_Task brief_: From the entries that follow, pick out all lines holding "seiner".
-- Dataset records start --
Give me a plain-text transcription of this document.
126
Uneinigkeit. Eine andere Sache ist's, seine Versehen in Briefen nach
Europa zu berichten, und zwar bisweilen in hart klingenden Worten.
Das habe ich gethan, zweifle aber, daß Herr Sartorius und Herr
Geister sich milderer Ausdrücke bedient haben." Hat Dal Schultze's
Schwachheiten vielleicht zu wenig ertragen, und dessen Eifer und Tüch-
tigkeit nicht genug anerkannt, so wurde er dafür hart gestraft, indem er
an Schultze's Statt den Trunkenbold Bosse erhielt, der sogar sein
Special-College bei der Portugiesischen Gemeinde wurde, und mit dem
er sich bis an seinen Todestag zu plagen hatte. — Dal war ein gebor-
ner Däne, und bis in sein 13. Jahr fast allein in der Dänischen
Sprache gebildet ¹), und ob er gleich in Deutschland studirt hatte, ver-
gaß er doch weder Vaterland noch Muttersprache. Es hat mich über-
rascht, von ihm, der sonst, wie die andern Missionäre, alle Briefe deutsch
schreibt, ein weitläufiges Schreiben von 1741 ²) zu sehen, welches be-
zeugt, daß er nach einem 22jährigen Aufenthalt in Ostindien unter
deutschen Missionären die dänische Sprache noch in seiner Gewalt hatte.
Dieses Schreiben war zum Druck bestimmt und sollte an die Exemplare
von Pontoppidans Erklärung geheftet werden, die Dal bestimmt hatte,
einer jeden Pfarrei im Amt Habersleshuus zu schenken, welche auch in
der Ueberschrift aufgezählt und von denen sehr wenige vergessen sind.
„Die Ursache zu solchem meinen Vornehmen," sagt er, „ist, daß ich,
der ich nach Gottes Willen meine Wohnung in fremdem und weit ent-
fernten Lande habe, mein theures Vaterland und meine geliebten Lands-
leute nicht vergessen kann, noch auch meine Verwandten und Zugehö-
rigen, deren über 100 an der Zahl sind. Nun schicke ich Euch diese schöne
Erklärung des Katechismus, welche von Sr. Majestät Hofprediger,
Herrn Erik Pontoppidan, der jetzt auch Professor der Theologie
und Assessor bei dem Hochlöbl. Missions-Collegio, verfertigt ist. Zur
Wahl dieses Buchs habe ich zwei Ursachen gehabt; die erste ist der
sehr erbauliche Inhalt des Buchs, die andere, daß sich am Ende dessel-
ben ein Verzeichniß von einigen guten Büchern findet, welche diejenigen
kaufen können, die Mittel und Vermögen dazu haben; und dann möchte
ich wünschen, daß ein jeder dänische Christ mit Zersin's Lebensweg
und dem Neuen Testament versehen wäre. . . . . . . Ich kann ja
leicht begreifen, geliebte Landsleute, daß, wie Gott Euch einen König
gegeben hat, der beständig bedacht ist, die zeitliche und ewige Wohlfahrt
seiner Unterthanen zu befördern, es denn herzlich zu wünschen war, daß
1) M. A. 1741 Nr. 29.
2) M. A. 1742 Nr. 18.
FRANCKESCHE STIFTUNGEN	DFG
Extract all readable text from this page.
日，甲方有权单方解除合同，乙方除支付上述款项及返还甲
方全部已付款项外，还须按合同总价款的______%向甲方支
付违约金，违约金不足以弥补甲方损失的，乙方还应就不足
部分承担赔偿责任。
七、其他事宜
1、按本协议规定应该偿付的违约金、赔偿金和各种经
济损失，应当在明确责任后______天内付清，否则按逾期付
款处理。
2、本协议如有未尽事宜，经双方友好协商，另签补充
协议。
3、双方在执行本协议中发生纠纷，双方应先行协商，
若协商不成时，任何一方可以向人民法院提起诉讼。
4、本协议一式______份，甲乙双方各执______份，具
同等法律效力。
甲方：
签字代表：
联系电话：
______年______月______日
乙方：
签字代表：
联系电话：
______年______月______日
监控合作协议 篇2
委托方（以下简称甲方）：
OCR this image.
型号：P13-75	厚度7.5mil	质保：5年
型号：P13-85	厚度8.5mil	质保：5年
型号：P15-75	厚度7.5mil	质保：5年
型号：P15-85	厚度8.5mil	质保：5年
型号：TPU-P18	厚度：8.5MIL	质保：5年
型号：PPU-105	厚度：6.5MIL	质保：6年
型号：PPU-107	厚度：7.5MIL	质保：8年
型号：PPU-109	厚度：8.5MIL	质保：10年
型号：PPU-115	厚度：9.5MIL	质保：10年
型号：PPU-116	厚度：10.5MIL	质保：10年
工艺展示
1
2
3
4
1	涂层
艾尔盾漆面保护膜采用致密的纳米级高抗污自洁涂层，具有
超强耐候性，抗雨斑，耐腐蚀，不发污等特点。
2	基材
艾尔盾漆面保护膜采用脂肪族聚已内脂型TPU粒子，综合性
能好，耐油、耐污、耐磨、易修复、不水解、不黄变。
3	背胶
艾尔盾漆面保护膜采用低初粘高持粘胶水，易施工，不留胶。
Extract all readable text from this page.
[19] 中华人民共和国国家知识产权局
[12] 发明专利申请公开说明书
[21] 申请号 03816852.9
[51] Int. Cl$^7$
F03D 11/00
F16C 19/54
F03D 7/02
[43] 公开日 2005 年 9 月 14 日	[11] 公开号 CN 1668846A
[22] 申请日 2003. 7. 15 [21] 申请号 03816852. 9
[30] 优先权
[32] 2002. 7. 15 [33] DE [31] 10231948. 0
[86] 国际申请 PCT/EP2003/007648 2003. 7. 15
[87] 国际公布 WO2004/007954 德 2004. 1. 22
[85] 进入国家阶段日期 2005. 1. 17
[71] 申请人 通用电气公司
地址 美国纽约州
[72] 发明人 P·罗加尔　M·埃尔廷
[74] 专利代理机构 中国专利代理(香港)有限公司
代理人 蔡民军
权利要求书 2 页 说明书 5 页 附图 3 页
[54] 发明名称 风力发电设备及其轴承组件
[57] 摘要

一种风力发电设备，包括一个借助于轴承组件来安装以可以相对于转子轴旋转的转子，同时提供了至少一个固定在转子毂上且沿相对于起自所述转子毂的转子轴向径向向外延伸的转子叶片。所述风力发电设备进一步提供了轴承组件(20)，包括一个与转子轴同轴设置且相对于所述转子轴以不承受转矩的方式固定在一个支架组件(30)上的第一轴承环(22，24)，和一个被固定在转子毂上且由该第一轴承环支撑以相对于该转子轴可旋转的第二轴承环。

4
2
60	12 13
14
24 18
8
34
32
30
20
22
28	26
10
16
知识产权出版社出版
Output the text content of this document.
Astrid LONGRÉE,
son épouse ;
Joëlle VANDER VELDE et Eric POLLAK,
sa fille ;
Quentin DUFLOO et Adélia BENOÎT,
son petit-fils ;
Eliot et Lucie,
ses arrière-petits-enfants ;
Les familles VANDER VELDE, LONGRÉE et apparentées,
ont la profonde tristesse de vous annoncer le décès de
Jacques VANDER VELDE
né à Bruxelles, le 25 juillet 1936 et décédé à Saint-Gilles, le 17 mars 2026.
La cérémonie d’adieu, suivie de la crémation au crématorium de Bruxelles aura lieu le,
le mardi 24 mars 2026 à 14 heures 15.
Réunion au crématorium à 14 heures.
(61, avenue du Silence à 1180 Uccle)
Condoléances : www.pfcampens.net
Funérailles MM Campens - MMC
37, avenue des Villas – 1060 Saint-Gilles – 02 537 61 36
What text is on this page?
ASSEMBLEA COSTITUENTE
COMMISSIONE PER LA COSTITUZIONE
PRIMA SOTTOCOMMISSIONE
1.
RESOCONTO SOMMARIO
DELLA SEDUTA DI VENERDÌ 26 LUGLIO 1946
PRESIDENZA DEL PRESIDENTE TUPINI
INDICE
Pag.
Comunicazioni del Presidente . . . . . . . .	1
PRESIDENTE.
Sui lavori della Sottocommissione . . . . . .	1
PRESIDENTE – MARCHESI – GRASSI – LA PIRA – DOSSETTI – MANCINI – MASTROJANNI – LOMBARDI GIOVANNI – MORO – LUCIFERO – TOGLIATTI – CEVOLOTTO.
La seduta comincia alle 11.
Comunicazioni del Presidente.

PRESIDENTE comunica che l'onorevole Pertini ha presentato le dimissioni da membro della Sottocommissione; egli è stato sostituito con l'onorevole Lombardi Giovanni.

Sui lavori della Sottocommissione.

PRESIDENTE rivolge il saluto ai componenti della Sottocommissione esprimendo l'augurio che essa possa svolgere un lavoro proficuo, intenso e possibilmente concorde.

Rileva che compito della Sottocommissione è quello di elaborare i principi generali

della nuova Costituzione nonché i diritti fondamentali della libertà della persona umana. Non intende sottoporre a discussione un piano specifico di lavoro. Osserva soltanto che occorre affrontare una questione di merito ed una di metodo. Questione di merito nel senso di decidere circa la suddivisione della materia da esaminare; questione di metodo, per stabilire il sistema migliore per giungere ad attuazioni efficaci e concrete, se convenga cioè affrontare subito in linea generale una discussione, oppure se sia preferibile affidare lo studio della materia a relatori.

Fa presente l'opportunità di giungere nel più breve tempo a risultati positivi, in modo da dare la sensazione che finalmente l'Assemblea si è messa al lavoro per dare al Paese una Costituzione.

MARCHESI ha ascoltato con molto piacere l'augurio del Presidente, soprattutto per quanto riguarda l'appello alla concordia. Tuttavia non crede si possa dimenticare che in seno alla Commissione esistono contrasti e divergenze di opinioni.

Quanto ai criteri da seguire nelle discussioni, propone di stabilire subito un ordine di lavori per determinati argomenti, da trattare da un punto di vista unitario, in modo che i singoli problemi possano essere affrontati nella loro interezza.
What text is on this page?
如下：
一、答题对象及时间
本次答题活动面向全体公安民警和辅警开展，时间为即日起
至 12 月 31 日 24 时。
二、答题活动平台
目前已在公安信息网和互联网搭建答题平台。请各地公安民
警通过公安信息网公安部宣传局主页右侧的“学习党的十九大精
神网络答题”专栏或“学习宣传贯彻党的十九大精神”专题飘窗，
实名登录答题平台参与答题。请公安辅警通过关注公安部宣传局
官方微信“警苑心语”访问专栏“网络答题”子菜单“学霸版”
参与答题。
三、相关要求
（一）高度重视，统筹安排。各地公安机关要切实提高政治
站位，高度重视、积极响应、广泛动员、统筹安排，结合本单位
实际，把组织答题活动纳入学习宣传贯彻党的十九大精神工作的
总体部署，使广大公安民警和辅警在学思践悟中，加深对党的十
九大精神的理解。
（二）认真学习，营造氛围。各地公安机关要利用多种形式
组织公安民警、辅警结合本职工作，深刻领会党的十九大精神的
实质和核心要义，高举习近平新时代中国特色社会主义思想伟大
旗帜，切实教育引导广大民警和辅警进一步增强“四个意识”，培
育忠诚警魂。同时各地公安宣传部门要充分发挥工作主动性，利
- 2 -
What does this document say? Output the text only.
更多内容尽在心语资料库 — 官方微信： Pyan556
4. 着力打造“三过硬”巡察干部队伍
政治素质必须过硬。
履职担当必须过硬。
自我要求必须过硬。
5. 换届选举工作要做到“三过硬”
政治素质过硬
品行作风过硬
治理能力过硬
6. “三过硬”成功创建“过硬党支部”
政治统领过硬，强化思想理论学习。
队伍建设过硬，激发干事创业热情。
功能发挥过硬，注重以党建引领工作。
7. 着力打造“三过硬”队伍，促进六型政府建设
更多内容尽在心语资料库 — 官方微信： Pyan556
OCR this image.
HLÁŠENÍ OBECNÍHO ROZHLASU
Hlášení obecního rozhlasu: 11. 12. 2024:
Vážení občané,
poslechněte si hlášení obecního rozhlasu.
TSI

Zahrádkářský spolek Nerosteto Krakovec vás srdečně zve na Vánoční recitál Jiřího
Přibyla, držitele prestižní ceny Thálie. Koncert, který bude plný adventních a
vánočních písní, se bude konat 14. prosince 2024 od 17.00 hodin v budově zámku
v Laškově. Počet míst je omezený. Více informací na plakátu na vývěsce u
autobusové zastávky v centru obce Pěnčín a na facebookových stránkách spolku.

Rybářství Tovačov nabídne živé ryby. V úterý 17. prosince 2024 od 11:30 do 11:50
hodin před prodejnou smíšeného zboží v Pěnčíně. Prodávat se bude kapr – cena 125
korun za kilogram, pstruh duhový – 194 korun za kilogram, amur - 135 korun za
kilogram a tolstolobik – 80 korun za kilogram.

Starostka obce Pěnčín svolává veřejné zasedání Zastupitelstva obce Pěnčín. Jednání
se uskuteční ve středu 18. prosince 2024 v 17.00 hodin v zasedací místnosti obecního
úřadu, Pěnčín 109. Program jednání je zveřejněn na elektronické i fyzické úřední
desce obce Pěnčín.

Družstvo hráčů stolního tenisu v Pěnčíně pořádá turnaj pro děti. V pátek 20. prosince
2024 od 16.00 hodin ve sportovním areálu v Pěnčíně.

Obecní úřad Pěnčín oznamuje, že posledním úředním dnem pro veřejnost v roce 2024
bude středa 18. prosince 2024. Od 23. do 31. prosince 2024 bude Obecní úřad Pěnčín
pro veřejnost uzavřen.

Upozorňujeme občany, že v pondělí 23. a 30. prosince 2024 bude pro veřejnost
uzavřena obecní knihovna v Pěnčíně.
-- Dataset records end --
_Result of the exercise_:
deutschen Missionären die dänische Sprache noch in seiner Gewalt hatte.
seiner Unterthanen zu befördern, es denn herzlich zu wünschen war, daß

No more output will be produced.